> [EXTRACTED RECORDS]
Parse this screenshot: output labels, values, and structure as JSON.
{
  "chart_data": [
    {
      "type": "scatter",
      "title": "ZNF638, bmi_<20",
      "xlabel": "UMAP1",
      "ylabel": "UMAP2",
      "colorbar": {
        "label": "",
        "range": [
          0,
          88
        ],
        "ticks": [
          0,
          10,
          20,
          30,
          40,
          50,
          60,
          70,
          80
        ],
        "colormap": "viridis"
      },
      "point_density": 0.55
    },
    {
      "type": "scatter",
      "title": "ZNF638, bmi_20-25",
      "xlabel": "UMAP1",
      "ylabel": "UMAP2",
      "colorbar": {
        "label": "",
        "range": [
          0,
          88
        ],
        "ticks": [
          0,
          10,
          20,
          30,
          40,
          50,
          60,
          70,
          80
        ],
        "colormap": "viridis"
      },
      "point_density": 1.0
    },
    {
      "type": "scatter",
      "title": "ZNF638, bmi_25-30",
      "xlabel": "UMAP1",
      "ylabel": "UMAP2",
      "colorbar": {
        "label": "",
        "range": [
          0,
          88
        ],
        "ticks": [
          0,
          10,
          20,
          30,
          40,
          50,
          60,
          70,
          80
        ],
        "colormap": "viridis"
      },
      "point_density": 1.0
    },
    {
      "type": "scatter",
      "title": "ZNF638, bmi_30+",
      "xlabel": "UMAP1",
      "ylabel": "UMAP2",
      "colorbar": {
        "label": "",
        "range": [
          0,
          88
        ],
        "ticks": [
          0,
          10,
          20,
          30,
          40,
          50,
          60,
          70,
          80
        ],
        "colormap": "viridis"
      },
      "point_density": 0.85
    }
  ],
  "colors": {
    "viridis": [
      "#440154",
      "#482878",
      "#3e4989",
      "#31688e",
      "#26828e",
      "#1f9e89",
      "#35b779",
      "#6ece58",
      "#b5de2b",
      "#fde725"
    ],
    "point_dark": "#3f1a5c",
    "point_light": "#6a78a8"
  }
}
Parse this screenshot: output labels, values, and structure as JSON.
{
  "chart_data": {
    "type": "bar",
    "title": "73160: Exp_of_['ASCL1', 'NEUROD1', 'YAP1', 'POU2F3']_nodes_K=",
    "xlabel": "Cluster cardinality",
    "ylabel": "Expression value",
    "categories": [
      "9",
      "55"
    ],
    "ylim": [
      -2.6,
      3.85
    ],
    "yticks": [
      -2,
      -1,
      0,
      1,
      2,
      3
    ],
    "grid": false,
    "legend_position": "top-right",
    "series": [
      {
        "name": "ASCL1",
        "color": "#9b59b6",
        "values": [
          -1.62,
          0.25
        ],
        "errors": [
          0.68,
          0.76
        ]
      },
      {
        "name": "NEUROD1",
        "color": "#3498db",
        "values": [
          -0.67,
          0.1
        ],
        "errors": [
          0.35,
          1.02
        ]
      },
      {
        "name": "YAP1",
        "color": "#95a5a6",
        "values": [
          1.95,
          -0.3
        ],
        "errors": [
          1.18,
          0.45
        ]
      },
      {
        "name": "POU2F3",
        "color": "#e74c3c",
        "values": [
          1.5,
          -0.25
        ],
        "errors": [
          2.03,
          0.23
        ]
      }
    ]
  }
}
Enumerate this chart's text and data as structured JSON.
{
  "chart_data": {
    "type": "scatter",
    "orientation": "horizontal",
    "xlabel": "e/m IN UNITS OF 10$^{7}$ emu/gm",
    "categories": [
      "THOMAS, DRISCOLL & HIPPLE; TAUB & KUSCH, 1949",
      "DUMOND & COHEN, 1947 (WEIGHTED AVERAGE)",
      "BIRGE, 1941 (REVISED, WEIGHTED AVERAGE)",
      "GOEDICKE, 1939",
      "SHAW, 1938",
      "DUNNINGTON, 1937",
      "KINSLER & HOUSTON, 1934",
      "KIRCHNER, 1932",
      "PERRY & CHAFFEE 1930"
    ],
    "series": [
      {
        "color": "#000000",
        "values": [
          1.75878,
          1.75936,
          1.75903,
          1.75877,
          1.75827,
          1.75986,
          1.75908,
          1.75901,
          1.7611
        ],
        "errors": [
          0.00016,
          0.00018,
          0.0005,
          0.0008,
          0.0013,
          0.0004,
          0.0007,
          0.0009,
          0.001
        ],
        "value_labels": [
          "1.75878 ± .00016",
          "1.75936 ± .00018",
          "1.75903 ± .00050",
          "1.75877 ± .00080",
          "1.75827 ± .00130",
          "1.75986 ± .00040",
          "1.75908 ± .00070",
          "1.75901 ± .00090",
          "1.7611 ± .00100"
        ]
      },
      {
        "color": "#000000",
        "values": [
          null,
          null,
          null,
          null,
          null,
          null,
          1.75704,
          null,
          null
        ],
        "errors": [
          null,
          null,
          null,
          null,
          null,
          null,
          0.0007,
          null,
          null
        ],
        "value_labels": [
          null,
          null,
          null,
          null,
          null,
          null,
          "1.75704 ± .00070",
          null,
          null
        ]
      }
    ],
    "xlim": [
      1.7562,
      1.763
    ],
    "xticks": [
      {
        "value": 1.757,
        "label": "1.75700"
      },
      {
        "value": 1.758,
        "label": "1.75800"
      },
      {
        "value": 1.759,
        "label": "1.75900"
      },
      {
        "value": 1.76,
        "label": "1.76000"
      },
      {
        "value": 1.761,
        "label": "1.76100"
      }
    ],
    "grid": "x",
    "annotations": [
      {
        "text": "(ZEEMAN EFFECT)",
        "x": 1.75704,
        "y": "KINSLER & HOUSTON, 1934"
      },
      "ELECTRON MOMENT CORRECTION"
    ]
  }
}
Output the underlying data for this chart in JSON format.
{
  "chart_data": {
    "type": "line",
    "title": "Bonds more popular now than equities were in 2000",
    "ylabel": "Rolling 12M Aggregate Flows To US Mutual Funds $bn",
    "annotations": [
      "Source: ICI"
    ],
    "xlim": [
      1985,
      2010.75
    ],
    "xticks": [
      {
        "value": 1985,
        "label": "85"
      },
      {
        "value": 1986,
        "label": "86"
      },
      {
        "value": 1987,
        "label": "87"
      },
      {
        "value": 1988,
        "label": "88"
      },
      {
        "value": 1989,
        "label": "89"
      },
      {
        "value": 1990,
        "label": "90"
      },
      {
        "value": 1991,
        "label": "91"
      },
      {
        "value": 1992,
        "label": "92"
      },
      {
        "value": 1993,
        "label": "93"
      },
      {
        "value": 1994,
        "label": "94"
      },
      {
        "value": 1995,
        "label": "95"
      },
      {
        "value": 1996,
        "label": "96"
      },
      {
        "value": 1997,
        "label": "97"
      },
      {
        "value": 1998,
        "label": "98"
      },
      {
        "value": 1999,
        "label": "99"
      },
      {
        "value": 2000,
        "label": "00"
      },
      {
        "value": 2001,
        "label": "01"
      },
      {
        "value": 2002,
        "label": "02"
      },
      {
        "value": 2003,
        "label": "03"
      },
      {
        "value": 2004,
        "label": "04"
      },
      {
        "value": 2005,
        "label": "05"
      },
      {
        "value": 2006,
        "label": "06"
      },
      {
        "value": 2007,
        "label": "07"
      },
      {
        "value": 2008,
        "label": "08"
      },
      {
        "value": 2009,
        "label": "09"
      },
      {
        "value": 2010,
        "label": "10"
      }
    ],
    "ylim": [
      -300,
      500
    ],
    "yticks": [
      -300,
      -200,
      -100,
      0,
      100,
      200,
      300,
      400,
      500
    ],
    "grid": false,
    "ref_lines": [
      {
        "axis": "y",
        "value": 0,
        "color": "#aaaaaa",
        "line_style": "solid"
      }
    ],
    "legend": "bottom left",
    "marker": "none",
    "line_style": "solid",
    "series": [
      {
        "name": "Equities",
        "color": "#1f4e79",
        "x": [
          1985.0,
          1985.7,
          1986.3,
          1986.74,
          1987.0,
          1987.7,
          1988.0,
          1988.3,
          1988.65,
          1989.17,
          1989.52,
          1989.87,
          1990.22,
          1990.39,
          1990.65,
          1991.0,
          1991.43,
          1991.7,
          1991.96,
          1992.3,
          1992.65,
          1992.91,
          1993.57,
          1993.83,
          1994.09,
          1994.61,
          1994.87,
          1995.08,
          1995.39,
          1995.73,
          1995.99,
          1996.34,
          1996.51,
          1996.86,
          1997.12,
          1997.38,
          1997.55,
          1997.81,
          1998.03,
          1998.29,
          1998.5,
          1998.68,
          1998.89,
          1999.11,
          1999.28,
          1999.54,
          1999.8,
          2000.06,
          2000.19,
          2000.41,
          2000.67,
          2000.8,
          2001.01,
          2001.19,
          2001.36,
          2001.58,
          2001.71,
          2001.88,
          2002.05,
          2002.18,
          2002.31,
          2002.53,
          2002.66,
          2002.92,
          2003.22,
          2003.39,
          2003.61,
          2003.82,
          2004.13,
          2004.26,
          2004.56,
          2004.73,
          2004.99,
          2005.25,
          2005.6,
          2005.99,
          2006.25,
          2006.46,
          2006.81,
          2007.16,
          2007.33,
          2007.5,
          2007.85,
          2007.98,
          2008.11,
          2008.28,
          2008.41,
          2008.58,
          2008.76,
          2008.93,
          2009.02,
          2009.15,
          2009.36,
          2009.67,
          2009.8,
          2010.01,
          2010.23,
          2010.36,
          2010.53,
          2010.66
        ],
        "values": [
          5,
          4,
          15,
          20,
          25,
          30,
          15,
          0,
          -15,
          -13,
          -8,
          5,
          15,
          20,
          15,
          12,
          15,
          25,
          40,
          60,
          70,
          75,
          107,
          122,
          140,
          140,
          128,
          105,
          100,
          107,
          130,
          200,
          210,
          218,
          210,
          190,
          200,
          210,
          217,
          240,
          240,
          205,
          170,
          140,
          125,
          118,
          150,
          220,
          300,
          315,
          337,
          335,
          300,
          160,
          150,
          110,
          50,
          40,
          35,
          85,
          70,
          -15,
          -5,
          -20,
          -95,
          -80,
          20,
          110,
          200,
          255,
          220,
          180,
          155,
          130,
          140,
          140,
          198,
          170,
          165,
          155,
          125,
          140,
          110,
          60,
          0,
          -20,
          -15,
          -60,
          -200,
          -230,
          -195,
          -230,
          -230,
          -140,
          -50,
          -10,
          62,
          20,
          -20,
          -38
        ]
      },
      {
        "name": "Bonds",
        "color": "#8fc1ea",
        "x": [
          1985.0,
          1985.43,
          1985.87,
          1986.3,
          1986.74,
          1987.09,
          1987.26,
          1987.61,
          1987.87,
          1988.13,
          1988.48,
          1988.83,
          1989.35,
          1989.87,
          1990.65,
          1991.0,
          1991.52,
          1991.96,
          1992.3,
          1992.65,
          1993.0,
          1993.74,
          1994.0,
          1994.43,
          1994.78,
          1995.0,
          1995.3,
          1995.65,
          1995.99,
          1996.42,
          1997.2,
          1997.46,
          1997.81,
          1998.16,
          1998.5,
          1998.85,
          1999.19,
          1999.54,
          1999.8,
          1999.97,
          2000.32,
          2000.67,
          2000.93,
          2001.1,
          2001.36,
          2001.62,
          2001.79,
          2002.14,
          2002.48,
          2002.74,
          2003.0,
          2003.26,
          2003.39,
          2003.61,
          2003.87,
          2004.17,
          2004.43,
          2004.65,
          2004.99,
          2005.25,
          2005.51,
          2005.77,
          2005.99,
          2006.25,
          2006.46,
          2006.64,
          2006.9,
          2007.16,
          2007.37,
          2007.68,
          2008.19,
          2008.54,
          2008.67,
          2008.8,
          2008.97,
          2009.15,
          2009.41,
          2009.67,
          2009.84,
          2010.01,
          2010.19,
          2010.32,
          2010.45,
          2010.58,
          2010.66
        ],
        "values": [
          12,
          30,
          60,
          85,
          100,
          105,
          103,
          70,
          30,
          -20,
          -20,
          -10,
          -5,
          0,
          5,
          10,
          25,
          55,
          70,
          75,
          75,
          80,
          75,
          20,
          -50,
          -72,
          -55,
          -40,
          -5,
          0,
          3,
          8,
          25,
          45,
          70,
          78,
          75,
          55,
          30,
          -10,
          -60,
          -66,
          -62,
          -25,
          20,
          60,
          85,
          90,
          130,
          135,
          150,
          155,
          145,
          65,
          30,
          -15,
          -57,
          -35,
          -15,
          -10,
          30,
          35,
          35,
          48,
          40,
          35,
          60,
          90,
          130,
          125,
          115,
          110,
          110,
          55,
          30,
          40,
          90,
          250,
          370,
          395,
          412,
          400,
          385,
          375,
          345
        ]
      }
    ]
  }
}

> [WORK TO COMPLETE] Each line in the entries above that includes the string "Bonds" should be extracted.

> [TASK RESPONSE]
    "title": "Bonds more popular now than equities were in 2000",
        "name": "Bonds",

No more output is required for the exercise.